* [AIM OF THE EXERCISE]
Go through the records and show each line where the word "mill" occurs.

** BEGIN LISTED ENTRIES **

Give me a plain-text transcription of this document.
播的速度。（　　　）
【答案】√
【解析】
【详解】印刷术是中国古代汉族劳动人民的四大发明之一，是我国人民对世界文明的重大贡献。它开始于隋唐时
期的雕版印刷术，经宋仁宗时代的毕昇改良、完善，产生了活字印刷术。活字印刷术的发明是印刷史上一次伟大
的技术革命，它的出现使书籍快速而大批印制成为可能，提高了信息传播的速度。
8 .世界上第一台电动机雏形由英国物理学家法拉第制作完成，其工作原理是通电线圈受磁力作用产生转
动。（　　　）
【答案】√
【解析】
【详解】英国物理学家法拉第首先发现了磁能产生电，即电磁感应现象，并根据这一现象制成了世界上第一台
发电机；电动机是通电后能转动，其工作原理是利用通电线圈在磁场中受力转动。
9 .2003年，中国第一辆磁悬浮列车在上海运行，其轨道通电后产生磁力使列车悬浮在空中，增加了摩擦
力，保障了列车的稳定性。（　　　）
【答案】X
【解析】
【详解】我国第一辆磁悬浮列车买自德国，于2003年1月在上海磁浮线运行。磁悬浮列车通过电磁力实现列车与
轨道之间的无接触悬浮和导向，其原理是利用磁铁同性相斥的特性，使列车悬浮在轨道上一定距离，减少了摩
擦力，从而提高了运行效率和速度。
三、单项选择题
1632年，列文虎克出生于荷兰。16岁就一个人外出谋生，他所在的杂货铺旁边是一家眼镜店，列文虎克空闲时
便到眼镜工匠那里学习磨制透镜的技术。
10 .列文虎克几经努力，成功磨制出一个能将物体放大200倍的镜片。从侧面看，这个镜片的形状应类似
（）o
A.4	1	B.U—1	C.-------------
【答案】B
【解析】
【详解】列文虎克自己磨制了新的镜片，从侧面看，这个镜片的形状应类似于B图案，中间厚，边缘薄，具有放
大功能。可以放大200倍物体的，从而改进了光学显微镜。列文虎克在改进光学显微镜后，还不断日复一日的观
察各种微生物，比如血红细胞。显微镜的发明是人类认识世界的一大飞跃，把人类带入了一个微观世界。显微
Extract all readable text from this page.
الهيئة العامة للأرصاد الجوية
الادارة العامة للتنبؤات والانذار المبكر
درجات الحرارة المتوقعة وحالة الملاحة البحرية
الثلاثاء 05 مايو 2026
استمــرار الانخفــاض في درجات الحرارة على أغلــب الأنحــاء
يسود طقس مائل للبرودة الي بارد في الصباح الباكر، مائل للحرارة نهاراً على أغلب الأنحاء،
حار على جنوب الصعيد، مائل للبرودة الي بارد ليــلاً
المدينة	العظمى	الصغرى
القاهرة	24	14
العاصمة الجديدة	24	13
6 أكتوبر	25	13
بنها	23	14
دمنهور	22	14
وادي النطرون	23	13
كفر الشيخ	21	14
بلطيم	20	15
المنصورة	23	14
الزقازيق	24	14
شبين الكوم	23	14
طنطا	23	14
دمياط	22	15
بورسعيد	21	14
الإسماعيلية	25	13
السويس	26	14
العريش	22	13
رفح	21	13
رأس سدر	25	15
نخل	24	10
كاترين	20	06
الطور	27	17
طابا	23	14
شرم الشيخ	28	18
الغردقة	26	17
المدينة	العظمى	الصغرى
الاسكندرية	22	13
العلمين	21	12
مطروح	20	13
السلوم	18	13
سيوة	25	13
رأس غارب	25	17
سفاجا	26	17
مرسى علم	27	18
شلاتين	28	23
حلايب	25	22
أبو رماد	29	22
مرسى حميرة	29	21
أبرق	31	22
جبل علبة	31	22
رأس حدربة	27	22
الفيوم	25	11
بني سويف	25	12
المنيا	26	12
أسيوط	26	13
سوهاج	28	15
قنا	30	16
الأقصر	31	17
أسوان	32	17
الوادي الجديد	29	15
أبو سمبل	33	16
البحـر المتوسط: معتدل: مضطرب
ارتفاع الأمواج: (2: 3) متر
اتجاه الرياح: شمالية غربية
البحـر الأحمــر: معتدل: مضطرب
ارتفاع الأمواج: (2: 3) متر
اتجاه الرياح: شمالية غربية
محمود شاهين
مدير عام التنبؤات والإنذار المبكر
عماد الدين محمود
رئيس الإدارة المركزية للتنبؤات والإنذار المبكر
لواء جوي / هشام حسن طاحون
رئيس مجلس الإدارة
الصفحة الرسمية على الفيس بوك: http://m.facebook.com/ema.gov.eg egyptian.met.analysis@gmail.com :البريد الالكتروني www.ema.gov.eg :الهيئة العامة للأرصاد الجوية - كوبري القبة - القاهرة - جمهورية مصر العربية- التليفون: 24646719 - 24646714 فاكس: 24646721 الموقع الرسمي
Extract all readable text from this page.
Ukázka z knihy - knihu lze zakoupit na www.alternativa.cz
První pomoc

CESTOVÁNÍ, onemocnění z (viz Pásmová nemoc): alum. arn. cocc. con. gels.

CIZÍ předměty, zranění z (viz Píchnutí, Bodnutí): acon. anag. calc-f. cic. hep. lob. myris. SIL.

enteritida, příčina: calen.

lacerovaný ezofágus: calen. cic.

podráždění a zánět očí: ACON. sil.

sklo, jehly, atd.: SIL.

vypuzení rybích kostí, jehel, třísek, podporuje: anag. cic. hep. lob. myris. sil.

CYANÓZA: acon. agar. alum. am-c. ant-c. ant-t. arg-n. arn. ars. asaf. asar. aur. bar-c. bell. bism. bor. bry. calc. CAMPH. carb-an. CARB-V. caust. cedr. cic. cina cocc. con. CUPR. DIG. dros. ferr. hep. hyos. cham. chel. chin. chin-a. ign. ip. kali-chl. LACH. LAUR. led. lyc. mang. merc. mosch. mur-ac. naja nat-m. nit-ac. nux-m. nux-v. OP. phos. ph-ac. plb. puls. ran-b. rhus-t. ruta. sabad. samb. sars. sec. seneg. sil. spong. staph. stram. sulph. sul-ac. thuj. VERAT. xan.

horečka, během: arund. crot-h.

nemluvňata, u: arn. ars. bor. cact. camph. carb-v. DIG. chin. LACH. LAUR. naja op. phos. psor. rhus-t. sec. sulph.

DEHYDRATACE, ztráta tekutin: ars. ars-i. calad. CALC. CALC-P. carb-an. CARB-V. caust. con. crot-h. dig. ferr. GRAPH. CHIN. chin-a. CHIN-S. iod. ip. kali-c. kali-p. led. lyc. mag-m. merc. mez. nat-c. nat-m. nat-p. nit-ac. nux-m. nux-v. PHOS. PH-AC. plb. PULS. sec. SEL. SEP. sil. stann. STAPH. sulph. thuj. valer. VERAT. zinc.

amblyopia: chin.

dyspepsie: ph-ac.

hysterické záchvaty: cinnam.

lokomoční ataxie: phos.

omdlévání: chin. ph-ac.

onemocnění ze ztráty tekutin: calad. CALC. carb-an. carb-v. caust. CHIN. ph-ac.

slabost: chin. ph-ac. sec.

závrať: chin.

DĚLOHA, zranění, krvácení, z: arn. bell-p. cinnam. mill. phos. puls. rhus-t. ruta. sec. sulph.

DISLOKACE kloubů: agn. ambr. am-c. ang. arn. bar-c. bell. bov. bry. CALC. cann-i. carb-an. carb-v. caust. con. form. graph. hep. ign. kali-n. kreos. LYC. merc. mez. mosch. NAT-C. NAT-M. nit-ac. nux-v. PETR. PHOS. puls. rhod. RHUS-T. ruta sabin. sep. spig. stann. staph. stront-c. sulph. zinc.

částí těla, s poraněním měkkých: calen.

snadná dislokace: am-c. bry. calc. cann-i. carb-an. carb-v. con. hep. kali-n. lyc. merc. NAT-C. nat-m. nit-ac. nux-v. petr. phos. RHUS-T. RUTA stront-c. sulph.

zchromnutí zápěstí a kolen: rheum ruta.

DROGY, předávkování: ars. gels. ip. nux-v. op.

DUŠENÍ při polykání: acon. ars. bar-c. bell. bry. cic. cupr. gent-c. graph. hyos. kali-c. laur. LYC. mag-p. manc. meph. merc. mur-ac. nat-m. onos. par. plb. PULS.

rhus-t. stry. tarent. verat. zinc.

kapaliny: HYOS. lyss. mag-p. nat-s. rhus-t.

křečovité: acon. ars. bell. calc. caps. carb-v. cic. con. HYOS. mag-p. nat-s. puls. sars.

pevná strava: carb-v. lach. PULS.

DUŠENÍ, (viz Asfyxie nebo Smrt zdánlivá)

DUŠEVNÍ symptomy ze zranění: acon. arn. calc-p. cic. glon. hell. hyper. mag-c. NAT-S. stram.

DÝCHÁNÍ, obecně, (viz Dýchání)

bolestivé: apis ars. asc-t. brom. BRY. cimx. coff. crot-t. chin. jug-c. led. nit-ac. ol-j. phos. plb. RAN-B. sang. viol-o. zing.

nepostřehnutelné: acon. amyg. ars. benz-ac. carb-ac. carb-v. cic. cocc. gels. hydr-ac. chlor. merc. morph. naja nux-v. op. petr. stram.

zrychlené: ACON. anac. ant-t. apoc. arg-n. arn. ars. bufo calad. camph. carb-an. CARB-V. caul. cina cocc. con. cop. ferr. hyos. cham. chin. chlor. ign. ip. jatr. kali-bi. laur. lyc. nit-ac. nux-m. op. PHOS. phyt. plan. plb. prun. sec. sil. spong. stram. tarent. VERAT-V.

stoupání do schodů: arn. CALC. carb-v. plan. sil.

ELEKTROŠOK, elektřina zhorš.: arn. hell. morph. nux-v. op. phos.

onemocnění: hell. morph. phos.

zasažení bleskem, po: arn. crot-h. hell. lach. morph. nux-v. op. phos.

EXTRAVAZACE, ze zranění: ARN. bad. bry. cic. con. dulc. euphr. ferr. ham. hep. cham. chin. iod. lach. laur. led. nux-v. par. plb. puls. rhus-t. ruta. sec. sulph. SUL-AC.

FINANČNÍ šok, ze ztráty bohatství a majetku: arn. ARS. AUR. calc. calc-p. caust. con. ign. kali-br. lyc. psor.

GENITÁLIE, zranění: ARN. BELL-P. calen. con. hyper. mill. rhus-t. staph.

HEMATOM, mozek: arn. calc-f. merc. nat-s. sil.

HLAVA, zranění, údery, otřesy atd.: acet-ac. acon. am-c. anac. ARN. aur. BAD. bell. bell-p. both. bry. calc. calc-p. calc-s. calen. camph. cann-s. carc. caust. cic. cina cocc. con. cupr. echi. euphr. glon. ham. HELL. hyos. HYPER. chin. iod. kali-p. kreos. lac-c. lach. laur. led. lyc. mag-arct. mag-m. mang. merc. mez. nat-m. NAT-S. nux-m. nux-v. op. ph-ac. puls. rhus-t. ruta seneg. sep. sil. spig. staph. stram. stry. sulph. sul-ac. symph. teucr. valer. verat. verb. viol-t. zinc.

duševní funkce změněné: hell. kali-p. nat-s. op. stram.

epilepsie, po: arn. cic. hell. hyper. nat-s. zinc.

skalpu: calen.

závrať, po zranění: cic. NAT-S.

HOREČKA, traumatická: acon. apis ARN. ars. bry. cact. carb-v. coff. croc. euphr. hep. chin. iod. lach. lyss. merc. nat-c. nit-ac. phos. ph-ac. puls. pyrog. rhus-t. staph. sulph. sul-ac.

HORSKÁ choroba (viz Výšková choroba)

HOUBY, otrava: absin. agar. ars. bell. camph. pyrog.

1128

** END LISTED ENTRIES **

* [EXERCISE SOLUTION]
DĚLOHA, zranění, krvácení, z: arn. bell-p. cinnam. mill. phos. puls. rhus-t. ruta. sec. sulph.
GENITÁLIE, zranění: ARN. BELL-P. calen. con. hyper. mill. rhus-t. staph.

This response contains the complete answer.